DATASET EXCERPTS:
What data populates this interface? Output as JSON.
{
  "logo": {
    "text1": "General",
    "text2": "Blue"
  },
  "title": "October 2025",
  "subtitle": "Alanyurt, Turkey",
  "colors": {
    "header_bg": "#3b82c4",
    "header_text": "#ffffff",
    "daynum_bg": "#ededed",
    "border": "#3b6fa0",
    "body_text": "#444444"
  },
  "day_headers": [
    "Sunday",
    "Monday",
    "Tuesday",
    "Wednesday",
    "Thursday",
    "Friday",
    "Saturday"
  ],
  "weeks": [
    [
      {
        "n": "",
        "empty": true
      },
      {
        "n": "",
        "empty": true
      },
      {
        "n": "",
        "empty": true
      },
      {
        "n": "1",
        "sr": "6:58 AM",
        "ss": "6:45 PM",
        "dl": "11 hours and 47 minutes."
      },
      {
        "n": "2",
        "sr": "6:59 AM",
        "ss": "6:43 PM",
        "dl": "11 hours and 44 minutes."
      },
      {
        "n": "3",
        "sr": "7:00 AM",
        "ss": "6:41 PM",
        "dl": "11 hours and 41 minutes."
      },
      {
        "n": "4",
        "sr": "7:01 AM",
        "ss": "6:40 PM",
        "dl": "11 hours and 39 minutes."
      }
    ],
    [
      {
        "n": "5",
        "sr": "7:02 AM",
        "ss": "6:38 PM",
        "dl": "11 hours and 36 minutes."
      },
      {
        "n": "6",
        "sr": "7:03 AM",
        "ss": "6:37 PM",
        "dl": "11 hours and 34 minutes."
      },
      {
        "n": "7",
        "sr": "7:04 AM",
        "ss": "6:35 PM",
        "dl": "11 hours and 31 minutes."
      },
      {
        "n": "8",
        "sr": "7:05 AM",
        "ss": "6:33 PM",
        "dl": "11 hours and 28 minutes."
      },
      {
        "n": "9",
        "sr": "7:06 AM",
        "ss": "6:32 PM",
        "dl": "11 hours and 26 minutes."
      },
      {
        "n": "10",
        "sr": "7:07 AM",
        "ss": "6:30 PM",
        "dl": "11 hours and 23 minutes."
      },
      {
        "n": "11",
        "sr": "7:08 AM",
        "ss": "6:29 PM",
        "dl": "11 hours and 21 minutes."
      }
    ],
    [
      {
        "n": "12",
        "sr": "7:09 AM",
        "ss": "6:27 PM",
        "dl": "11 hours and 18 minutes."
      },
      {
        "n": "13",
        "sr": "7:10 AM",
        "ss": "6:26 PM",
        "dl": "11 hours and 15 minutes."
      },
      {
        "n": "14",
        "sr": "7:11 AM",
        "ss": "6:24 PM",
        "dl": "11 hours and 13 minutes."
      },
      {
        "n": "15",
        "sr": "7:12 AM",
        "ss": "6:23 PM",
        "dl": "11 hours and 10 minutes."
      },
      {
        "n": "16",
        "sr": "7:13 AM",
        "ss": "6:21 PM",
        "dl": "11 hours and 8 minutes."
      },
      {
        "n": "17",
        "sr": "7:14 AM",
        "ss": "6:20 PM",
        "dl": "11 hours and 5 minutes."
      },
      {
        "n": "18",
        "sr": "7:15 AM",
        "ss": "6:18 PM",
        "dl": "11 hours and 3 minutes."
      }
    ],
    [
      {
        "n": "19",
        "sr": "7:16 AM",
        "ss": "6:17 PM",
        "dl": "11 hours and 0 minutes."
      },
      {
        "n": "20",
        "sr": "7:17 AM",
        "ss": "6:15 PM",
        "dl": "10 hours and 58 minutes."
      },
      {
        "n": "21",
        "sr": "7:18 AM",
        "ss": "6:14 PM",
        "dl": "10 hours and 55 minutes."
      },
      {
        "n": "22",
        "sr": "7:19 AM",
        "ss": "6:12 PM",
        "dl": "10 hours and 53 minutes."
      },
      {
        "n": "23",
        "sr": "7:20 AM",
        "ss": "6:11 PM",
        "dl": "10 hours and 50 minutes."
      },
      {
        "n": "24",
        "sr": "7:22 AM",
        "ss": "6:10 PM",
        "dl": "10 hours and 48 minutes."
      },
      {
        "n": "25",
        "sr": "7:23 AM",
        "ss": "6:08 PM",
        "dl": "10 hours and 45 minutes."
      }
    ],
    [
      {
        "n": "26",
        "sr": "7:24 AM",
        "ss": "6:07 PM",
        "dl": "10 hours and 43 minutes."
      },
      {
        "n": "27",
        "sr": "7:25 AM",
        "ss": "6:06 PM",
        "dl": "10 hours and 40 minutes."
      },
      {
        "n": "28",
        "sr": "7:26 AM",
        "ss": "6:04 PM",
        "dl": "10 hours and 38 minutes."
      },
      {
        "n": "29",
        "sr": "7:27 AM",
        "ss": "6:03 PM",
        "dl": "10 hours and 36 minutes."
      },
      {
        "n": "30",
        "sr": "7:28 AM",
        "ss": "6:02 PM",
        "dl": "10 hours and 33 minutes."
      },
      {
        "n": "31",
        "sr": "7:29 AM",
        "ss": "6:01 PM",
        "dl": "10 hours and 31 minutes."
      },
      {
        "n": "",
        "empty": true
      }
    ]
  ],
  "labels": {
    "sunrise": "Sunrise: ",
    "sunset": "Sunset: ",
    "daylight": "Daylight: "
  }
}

TASK DESCRIPTION: Every record shown above must be echoed exactly.

CORRECT RESPONSE:
What data populates this interface? Output as JSON.
{
  "logo": {
    "text1": "General",
    "text2": "Blue"
  },
  "title": "October 2025",
  "subtitle": "Alanyurt, Turkey",
  "colors": {
    "header_bg": "#3b82c4",
    "header_text": "#ffffff",
    "daynum_bg": "#ededed",
    "border": "#3b6fa0",
    "body_text": "#444444"
  },
  "day_headers": [
    "Sunday",
    "Monday",
    "Tuesday",
    "Wednesday",
    "Thursday",
    "Friday",
    "Saturday"
  ],
  "weeks": [
    [
      {
        "n": "",
        "empty": true
      },
      {
        "n": "",
        "empty": true
      },
      {
        "n": "",
        "empty": true
      },
      {
        "n": "1",
        "sr": "6:58 AM",
        "ss": "6:45 PM",
        "dl": "11 hours and 47 minutes."
      },
      {
        "n": "2",
        "sr": "6:59 AM",
        "ss": "6:43 PM",
        "dl": "11 hours and 44 minutes."
      },
      {
        "n": "3",
        "sr": "7:00 AM",
        "ss": "6:41 PM",
        "dl": "11 hours and 41 minutes."
      },
      {
        "n": "4",
        "sr": "7:01 AM",
        "ss": "6:40 PM",
        "dl": "11 hours and 39 minutes."
      }
    ],
    [
      {
        "n": "5",
        "sr": "7:02 AM",
        "ss": "6:38 PM",
        "dl": "11 hours and 36 minutes."
      },
      {
        "n": "6",
        "sr": "7:03 AM",
        "ss": "6:37 PM",
        "dl": "11 hours and 34 minutes."
      },
      {
        "n": "7",
        "sr": "7:04 AM",
        "ss": "6:35 PM",
        "dl": "11 hours and 31 minutes."
      },
      {
        "n": "8",
        "sr": "7:05 AM",
        "ss": "6:33 PM",
        "dl": "11 hours and 28 minutes."
      },
      {
        "n": "9",
        "sr": "7:06 AM",
        "ss": "6:32 PM",
        "dl": "11 hours and 26 minutes."
      },
      {
        "n": "10",
        "sr": "7:07 AM",
        "ss": "6:30 PM",
        "dl": "11 hours and 23 minutes."
      },
      {
        "n": "11",
        "sr": "7:08 AM",
        "ss": "6:29 PM",
        "dl": "11 hours and 21 minutes."
      }
    ],
    [
      {
        "n": "12",
        "sr": "7:09 AM",
        "ss": "6:27 PM",
        "dl": "11 hours and 18 minutes."
      },
      {
        "n": "13",
        "sr": "7:10 AM",
        "ss": "6:26 PM",
        "dl": "11 hours and 15 minutes."
      },
      {
        "n": "14",
        "sr": "7:11 AM",
        "ss": "6:24 PM",
        "dl": "11 hours and 13 minutes."
      },
      {
        "n": "15",
        "sr": "7:12 AM",
        "ss": "6:23 PM",
        "dl": "11 hours and 10 minutes."
      },
      {
        "n": "16",
        "sr": "7:13 AM",
        "ss": "6:21 PM",
        "dl": "11 hours and 8 minutes."
      },
      {
        "n": "17",
        "sr": "7:14 AM",
        "ss": "6:20 PM",
        "dl": "11 hours and 5 minutes."
      },
      {
        "n": "18",
        "sr": "7:15 AM",
        "ss": "6:18 PM",
        "dl": "11 hours and 3 minutes."
      }
    ],
    [
      {
        "n": "19",
        "sr": "7:16 AM",
        "ss": "6:17 PM",
        "dl": "11 hours and 0 minutes."
      },
      {
        "n": "20",
        "sr": "7:17 AM",
        "ss": "6:15 PM",
        "dl": "10 hours and 58 minutes."
      },
      {
        "n": "21",
        "sr": "7:18 AM",
        "ss": "6:14 PM",
        "dl": "10 hours and 55 minutes."
      },
      {
        "n": "22",
        "sr": "7:19 AM",
        "ss": "6:12 PM",
        "dl": "10 hours and 53 minutes."
      },
      {
        "n": "23",
        "sr": "7:20 AM",
        "ss": "6:11 PM",
        "dl": "10 hours and 50 minutes."
      },
      {
        "n": "24",
        "sr": "7:22 AM",
        "ss": "6:10 PM",
        "dl": "10 hours and 48 minutes."
      },
      {
        "n": "25",
        "sr": "7:23 AM",
        "ss": "6:08 PM",
        "dl": "10 hours and 45 minutes."
      }
    ],
    [
      {
        "n": "26",
        "sr": "7:24 AM",
        "ss": "6:07 PM",
        "dl": "10 hours and 43 minutes."
      },
      {
        "n": "27",
        "sr": "7:25 AM",
        "ss": "6:06 PM",
        "dl": "10 hours and 40 minutes."
      },
      {
        "n": "28",
        "sr": "7:26 AM",
        "ss": "6:04 PM",
        "dl": "10 hours and 38 minutes."
      },
      {
        "n": "29",
        "sr": "7:27 AM",
        "ss": "6:03 PM",
        "dl": "10 hours and 36 minutes."
      },
      {
        "n": "30",
        "sr": "7:28 AM",
        "ss": "6:02 PM",
        "dl": "10 hours and 33 minutes."
      },
      {
        "n": "31",
        "sr": "7:29 AM",
        "ss": "6:01 PM",
        "dl": "10 hours and 31 minutes."
      },
      {
        "n": "",
        "empty": true
      }
    ]
  ],
  "labels": {
    "sunrise": "Sunrise: ",
    "sunset": "Sunset: ",
    "daylight": "Daylight: "
  }
}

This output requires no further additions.